- Layout annotation data

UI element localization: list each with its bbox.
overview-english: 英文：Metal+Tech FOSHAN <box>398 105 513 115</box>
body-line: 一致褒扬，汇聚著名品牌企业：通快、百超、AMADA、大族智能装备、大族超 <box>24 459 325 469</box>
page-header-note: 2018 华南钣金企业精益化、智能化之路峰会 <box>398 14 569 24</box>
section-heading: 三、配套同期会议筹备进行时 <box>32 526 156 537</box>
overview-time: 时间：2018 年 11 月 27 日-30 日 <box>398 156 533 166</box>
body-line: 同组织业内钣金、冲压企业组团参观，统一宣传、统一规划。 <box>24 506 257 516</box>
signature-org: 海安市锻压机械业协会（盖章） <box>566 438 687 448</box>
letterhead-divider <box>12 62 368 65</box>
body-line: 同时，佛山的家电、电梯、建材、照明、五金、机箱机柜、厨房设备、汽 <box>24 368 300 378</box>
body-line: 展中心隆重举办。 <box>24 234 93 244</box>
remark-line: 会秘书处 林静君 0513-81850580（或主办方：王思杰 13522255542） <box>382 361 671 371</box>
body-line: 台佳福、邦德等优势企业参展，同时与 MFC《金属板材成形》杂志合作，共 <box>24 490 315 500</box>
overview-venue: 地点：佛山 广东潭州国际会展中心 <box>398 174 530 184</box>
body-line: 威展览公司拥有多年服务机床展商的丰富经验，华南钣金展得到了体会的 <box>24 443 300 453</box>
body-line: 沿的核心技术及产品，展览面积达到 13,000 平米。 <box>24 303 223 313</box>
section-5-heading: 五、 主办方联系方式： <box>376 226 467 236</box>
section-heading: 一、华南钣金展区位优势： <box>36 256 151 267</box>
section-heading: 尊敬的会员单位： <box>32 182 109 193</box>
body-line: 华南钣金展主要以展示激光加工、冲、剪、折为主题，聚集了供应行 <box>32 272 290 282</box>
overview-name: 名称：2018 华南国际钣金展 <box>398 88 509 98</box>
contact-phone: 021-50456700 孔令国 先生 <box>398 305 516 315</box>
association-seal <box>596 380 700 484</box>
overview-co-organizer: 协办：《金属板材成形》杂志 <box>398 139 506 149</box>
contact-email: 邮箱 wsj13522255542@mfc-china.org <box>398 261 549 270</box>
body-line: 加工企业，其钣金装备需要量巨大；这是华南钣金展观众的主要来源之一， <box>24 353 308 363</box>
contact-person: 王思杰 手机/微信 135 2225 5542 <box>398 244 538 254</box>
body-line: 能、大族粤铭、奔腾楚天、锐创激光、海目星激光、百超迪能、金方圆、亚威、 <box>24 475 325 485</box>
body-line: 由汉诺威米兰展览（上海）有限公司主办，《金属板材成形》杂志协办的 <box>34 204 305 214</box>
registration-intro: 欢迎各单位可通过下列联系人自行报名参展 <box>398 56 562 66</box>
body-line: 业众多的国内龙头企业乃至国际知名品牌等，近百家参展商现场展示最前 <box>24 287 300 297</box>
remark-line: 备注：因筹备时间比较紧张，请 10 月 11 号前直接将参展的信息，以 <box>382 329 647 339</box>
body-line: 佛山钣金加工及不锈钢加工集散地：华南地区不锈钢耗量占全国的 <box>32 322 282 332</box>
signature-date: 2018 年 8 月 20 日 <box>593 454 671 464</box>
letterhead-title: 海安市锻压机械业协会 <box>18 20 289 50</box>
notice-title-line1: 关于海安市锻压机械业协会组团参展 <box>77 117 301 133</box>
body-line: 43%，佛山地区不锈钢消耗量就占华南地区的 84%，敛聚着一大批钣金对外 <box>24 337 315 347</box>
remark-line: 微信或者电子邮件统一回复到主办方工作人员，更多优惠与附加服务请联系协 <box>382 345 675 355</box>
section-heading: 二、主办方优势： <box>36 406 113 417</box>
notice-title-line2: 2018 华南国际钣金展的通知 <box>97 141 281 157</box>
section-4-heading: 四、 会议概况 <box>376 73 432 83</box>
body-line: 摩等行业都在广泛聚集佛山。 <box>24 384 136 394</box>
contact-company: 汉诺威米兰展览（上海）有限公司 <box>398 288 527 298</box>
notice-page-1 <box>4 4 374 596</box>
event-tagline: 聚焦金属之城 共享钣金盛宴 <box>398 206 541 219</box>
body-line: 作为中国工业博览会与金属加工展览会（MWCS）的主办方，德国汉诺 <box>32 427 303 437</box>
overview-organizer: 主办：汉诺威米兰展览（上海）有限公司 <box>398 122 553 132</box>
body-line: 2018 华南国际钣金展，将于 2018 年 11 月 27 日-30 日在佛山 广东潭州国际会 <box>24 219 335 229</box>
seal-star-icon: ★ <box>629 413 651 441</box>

- Short problem
Rewrite the rows above, substituting "text-line" for every "body-line" and leaving everything else unchanged.

- Final answer
UI element localization: list each with its bbox.
overview-english: 英文：Metal+Tech FOSHAN <box>398 105 513 115</box>
text-line: 一致褒扬，汇聚著名品牌企业：通快、百超、AMADA、大族智能装备、大族超 <box>24 459 325 469</box>
page-header-note: 2018 华南钣金企业精益化、智能化之路峰会 <box>398 14 569 24</box>
section-heading: 三、配套同期会议筹备进行时 <box>32 526 156 537</box>
overview-time: 时间：2018 年 11 月 27 日-30 日 <box>398 156 533 166</box>
text-line: 同组织业内钣金、冲压企业组团参观，统一宣传、统一规划。 <box>24 506 257 516</box>
signature-org: 海安市锻压机械业协会（盖章） <box>566 438 687 448</box>
letterhead-divider <box>12 62 368 65</box>
text-line: 同时，佛山的家电、电梯、建材、照明、五金、机箱机柜、厨房设备、汽 <box>24 368 300 378</box>
text-line: 展中心隆重举办。 <box>24 234 93 244</box>
remark-line: 会秘书处 林静君 0513-81850580（或主办方：王思杰 13522255542） <box>382 361 671 371</box>
text-line: 台佳福、邦德等优势企业参展，同时与 MFC《金属板材成形》杂志合作，共 <box>24 490 315 500</box>
overview-venue: 地点：佛山 广东潭州国际会展中心 <box>398 174 530 184</box>
text-line: 威展览公司拥有多年服务机床展商的丰富经验，华南钣金展得到了体会的 <box>24 443 300 453</box>
text-line: 沿的核心技术及产品，展览面积达到 13,000 平米。 <box>24 303 223 313</box>
section-5-heading: 五、 主办方联系方式： <box>376 226 467 236</box>
section-heading: 一、华南钣金展区位优势： <box>36 256 151 267</box>
section-heading: 尊敬的会员单位： <box>32 182 109 193</box>
text-line: 华南钣金展主要以展示激光加工、冲、剪、折为主题，聚集了供应行 <box>32 272 290 282</box>
overview-name: 名称：2018 华南国际钣金展 <box>398 88 509 98</box>
contact-phone: 021-50456700 孔令国 先生 <box>398 305 516 315</box>
association-seal <box>596 380 700 484</box>
overview-co-organizer: 协办：《金属板材成形》杂志 <box>398 139 506 149</box>
contact-email: 邮箱 wsj13522255542@mfc-china.org <box>398 261 549 270</box>
text-line: 加工企业，其钣金装备需要量巨大；这是华南钣金展观众的主要来源之一， <box>24 353 308 363</box>
contact-person: 王思杰 手机/微信 135 2225 5542 <box>398 244 538 254</box>
text-line: 能、大族粤铭、奔腾楚天、锐创激光、海目星激光、百超迪能、金方圆、亚威、 <box>24 475 325 485</box>
text-line: 由汉诺威米兰展览（上海）有限公司主办，《金属板材成形》杂志协办的 <box>34 204 305 214</box>
registration-intro: 欢迎各单位可通过下列联系人自行报名参展 <box>398 56 562 66</box>
text-line: 业众多的国内龙头企业乃至国际知名品牌等，近百家参展商现场展示最前 <box>24 287 300 297</box>
remark-line: 备注：因筹备时间比较紧张，请 10 月 11 号前直接将参展的信息，以 <box>382 329 647 339</box>
text-line: 佛山钣金加工及不锈钢加工集散地：华南地区不锈钢耗量占全国的 <box>32 322 282 332</box>
signature-date: 2018 年 8 月 20 日 <box>593 454 671 464</box>
letterhead-title: 海安市锻压机械业协会 <box>18 20 289 50</box>
notice-title-line1: 关于海安市锻压机械业协会组团参展 <box>77 117 301 133</box>
text-line: 43%，佛山地区不锈钢消耗量就占华南地区的 84%，敛聚着一大批钣金对外 <box>24 337 315 347</box>
remark-line: 微信或者电子邮件统一回复到主办方工作人员，更多优惠与附加服务请联系协 <box>382 345 675 355</box>
section-heading: 二、主办方优势： <box>36 406 113 417</box>
notice-title-line2: 2018 华南国际钣金展的通知 <box>97 141 281 157</box>
section-4-heading: 四、 会议概况 <box>376 73 432 83</box>
text-line: 摩等行业都在广泛聚集佛山。 <box>24 384 136 394</box>
contact-company: 汉诺威米兰展览（上海）有限公司 <box>398 288 527 298</box>
notice-page-1 <box>4 4 374 596</box>
event-tagline: 聚焦金属之城 共享钣金盛宴 <box>398 206 541 219</box>
text-line: 作为中国工业博览会与金属加工展览会（MWCS）的主办方，德国汉诺 <box>32 427 303 437</box>
overview-organizer: 主办：汉诺威米兰展览（上海）有限公司 <box>398 122 553 132</box>
text-line: 2018 华南国际钣金展，将于 2018 年 11 月 27 日-30 日在佛山 广东潭州国际会 <box>24 219 335 229</box>
seal-star-icon: ★ <box>629 413 651 441</box>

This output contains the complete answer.